Data shown
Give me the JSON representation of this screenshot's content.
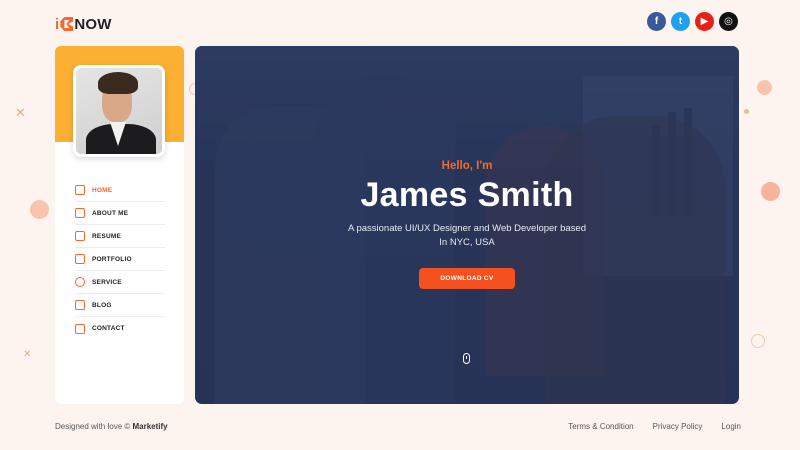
{
  "brand": {
    "logo_prefix": "i",
    "logo_text": "NOW"
  },
  "socials": [
    {
      "icon": "facebook-icon",
      "glyph": "f"
    },
    {
      "icon": "twitter-icon",
      "glyph": "t"
    },
    {
      "icon": "youtube-icon",
      "glyph": "▶"
    },
    {
      "icon": "instagram-icon",
      "glyph": "◎"
    }
  ],
  "sidebar": {
    "items": [
      {
        "label": "HOME",
        "icon": "home-icon",
        "active": true
      },
      {
        "label": "ABOUT ME",
        "icon": "user-icon",
        "active": false
      },
      {
        "label": "RESUME",
        "icon": "resume-icon",
        "active": false
      },
      {
        "label": "PORTFOLIO",
        "icon": "briefcase-icon",
        "active": false
      },
      {
        "label": "SERVICE",
        "icon": "gear-icon",
        "active": false
      },
      {
        "label": "BLOG",
        "icon": "blog-icon",
        "active": false
      },
      {
        "label": "CONTACT",
        "icon": "mail-icon",
        "active": false
      }
    ]
  },
  "hero": {
    "greeting": "Hello, I'm",
    "name": "James Smith",
    "tagline": "A passionate UI/UX Designer and Web Developer based In NYC, USA",
    "cta_label": "DOWNLOAD CV"
  },
  "footer": {
    "credit_prefix": "Designed with love ©",
    "credit_brand": "Marketify",
    "links": [
      "Terms & Condition",
      "Privacy Policy",
      "Login"
    ]
  },
  "colors": {
    "accent": "#f26a2e",
    "sidebar_band": "#fbb034",
    "page_bg": "#fdf4f0",
    "hero_overlay": "#2c3a5c"
  }
}
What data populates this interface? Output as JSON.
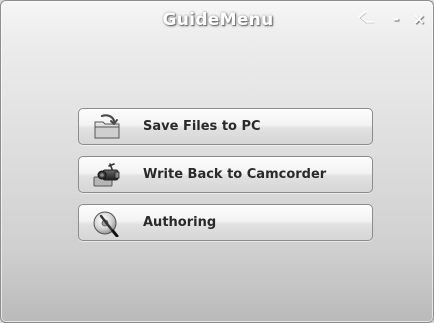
{
  "window": {
    "title": "GuideMenu",
    "controls": {
      "settings_icon": "wrench-icon",
      "minimize_label": "-",
      "close_label": "×"
    }
  },
  "menu": {
    "items": [
      {
        "label": "Save Files to PC",
        "icon": "folder-save-icon"
      },
      {
        "label": "Write Back to Camcorder",
        "icon": "camcorder-icon"
      },
      {
        "label": "Authoring",
        "icon": "disc-authoring-icon"
      }
    ]
  }
}
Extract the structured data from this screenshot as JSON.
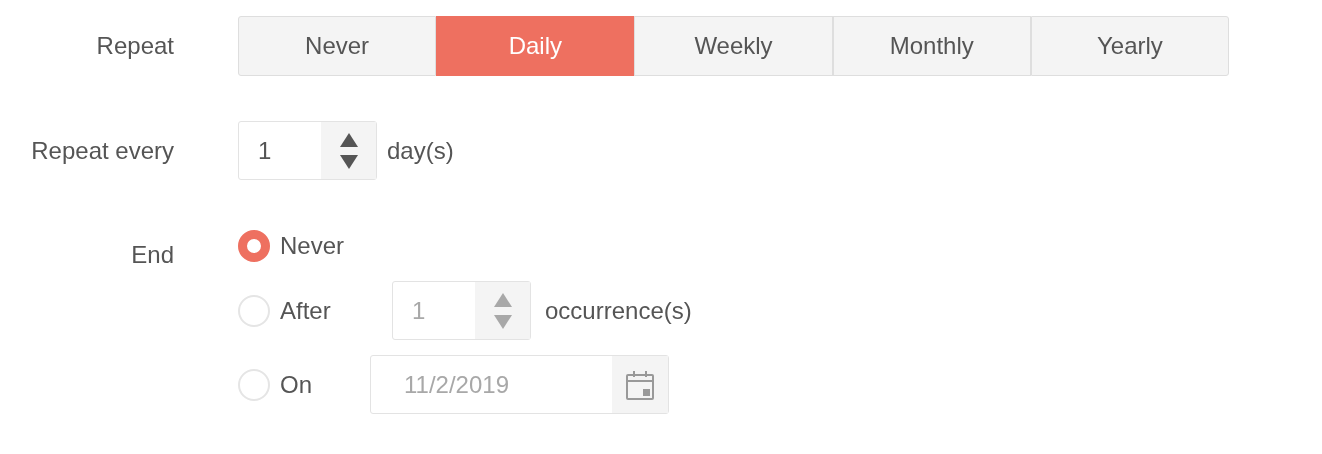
{
  "repeat": {
    "label": "Repeat",
    "options": [
      {
        "label": "Never",
        "selected": false
      },
      {
        "label": "Daily",
        "selected": true
      },
      {
        "label": "Weekly",
        "selected": false
      },
      {
        "label": "Monthly",
        "selected": false
      },
      {
        "label": "Yearly",
        "selected": false
      }
    ]
  },
  "repeat_every": {
    "label": "Repeat every",
    "value": "1",
    "unit": "day(s)"
  },
  "end": {
    "label": "End",
    "options": [
      {
        "kind": "plain",
        "label": "Never",
        "selected": true
      },
      {
        "kind": "count",
        "label": "After",
        "selected": false,
        "value": "1",
        "unit": "occurrence(s)",
        "disabled": true
      },
      {
        "kind": "date",
        "label": "On",
        "selected": false,
        "value": "11/2/2019",
        "disabled": true
      }
    ]
  }
}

Exercise goal
Emit an exact copy of the lines from the line bearing "Extract the structured" through the last line above, inclusive, and leave the images out.

Output
Extract the structured data from this screenshot as JSON.
{
  "repeat": {
    "label": "Repeat",
    "options": [
      {
        "label": "Never",
        "selected": false
      },
      {
        "label": "Daily",
        "selected": true
      },
      {
        "label": "Weekly",
        "selected": false
      },
      {
        "label": "Monthly",
        "selected": false
      },
      {
        "label": "Yearly",
        "selected": false
      }
    ]
  },
  "repeat_every": {
    "label": "Repeat every",
    "value": "1",
    "unit": "day(s)"
  },
  "end": {
    "label": "End",
    "options": [
      {
        "kind": "plain",
        "label": "Never",
        "selected": true
      },
      {
        "kind": "count",
        "label": "After",
        "selected": false,
        "value": "1",
        "unit": "occurrence(s)",
        "disabled": true
      },
      {
        "kind": "date",
        "label": "On",
        "selected": false,
        "value": "11/2/2019",
        "disabled": true
      }
    ]
  }
}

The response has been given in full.